Without the pictures, reproduce the records that follow exactly.

— START Provided material —

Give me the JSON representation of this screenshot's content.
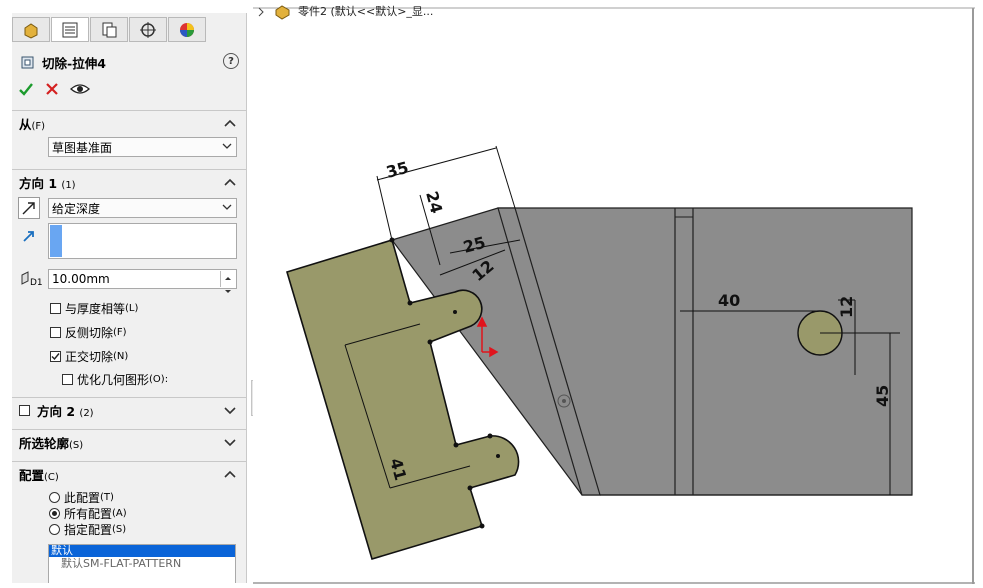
{
  "top_breadcrumb": "零件2 (默认<<默认>_显...",
  "feature": {
    "title": "切除-拉伸4"
  },
  "sections": {
    "from": {
      "label": "从",
      "key": "(F)",
      "value": "草图基准面"
    },
    "direction1": {
      "label": "方向 1",
      "key": "(1)",
      "end_condition": "给定深度",
      "depth": "10.00mm",
      "options": [
        {
          "label": "与厚度相等",
          "key": "(L)",
          "checked": false
        },
        {
          "label": "反侧切除",
          "key": "(F)",
          "checked": false
        },
        {
          "label": "正交切除",
          "key": "(N)",
          "checked": true
        }
      ],
      "sub_option": {
        "label": "优化几何图形",
        "key": "(O):",
        "checked": false
      }
    },
    "direction2": {
      "label": "方向 2",
      "key": "(2)",
      "checked": false
    },
    "selected_contours": {
      "label": "所选轮廓",
      "key": "(S)"
    },
    "config": {
      "label": "配置",
      "key": "(C)",
      "options": [
        {
          "label": "此配置",
          "key": "(T)",
          "selected": false
        },
        {
          "label": "所有配置",
          "key": "(A)",
          "selected": true
        },
        {
          "label": "指定配置",
          "key": "(S)",
          "selected": false
        }
      ],
      "list": [
        "默认",
        "默认SM-FLAT-PATTERN"
      ]
    }
  },
  "dimensions": {
    "d35": "35",
    "d24": "24",
    "d25": "25",
    "d12a": "12",
    "d40": "40",
    "d12b": "12",
    "d45": "45",
    "d41": "41"
  },
  "colors": {
    "part_gray": "#8c8c8c",
    "sketch_olive": "#99996a",
    "selection_blue": "#0a64d8"
  }
}
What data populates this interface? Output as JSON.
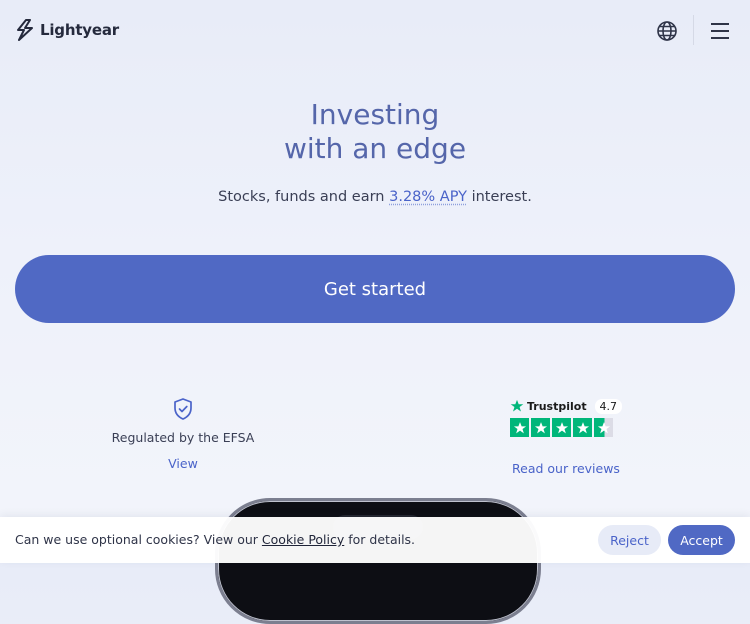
{
  "header": {
    "brand": "Lightyear",
    "logo_icon": "bolt-logo-icon",
    "globe_icon": "globe-icon",
    "menu_icon": "hamburger-menu-icon"
  },
  "hero": {
    "title_line1": "Investing",
    "title_line2": "with an edge",
    "subtitle_prefix": "Stocks, funds and earn ",
    "subtitle_rate": "3.28% APY",
    "subtitle_suffix": " interest.",
    "cta_label": "Get started"
  },
  "trust": {
    "efsa": {
      "icon": "shield-check-icon",
      "label": "Regulated by the EFSA",
      "link": "View"
    },
    "trustpilot": {
      "name": "Trustpilot",
      "score": "4.7",
      "stars": 4.5,
      "link": "Read our reviews"
    }
  },
  "cookie_banner": {
    "text_prefix": "Can we use optional cookies? View our ",
    "policy_link": "Cookie Policy",
    "text_suffix": " for details.",
    "reject_label": "Reject",
    "accept_label": "Accept"
  },
  "colors": {
    "accent": "#5069c4",
    "title": "#5566aa",
    "link": "#4a63c9",
    "trustpilot_green": "#00b67a"
  }
}
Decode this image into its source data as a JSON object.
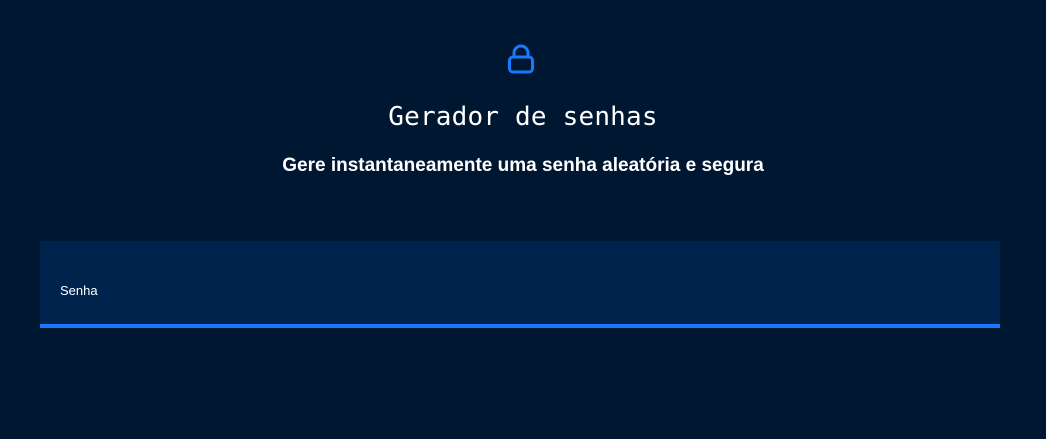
{
  "header": {
    "icon": "lock-icon",
    "title": "Gerador de senhas",
    "subtitle": "Gere instantaneamente uma senha aleatória e segura"
  },
  "password_field": {
    "label": "Senha",
    "value": ""
  },
  "colors": {
    "background": "#001731",
    "field_background": "#00234e",
    "accent": "#1a78ff",
    "text": "#ffffff"
  }
}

— END Provided material —

▶ **Answer for the task**
Give me the JSON representation of this screenshot's content.
{
  "top_breadcrumb": "零件2 (默认<<默认>_显...",
  "feature": {
    "title": "切除-拉伸4"
  },
  "sections": {
    "from": {
      "label": "从",
      "key": "(F)",
      "value": "草图基准面"
    },
    "direction1": {
      "label": "方向 1",
      "key": "(1)",
      "end_condition": "给定深度",
      "depth": "10.00mm",
      "options": [
        {
          "label": "与厚度相等",
          "key": "(L)",
          "checked": false
        },
        {
          "label": "反侧切除",
          "key": "(F)",
          "checked": false
        },
        {
          "label": "正交切除",
          "key": "(N)",
          "checked": true
        }
      ],
      "sub_option": {
        "label": "优化几何图形",
        "key": "(O):",
        "checked": false
      }
    },
    "direction2": {
      "label": "方向 2",
      "key": "(2)",
      "checked": false
    },
    "selected_contours": {
      "label": "所选轮廓",
      "key": "(S)"
    },
    "config": {
      "label": "配置",
      "key": "(C)",
      "options": [
        {
          "label": "此配置",
          "key": "(T)",
          "selected": false
        },
        {
          "label": "所有配置",
          "key": "(A)",
          "selected": true
        },
        {
          "label": "指定配置",
          "key": "(S)",
          "selected": false
        }
      ],
      "list": [
        "默认",
        "默认SM-FLAT-PATTERN"
      ]
    }
  },
  "dimensions": {
    "d35": "35",
    "d24": "24",
    "d25": "25",
    "d12a": "12",
    "d40": "40",
    "d12b": "12",
    "d45": "45",
    "d41": "41"
  },
  "colors": {
    "part_gray": "#8c8c8c",
    "sketch_olive": "#99996a",
    "selection_blue": "#0a64d8"
  }
}
What data populates this interface? Output as JSON.
{
  "header": {
    "brand": "Lightyear",
    "logo_icon": "bolt-logo-icon",
    "globe_icon": "globe-icon",
    "menu_icon": "hamburger-menu-icon"
  },
  "hero": {
    "title_line1": "Investing",
    "title_line2": "with an edge",
    "subtitle_prefix": "Stocks, funds and earn ",
    "subtitle_rate": "3.28% APY",
    "subtitle_suffix": " interest.",
    "cta_label": "Get started"
  },
  "trust": {
    "efsa": {
      "icon": "shield-check-icon",
      "label": "Regulated by the EFSA",
      "link": "View"
    },
    "trustpilot": {
      "name": "Trustpilot",
      "score": "4.7",
      "stars": 4.5,
      "link": "Read our reviews"
    }
  },
  "cookie_banner": {
    "text_prefix": "Can we use optional cookies? View our ",
    "policy_link": "Cookie Policy",
    "text_suffix": " for details.",
    "reject_label": "Reject",
    "accept_label": "Accept"
  },
  "colors": {
    "accent": "#5069c4",
    "title": "#5566aa",
    "link": "#4a63c9",
    "trustpilot_green": "#00b67a"
  }
}
Decode this image into its source data as a JSON object.
{
  "header": {
    "icon": "lock-icon",
    "title": "Gerador de senhas",
    "subtitle": "Gere instantaneamente uma senha aleatória e segura"
  },
  "password_field": {
    "label": "Senha",
    "value": ""
  },
  "colors": {
    "background": "#001731",
    "field_background": "#00234e",
    "accent": "#1a78ff",
    "text": "#ffffff"
  }
}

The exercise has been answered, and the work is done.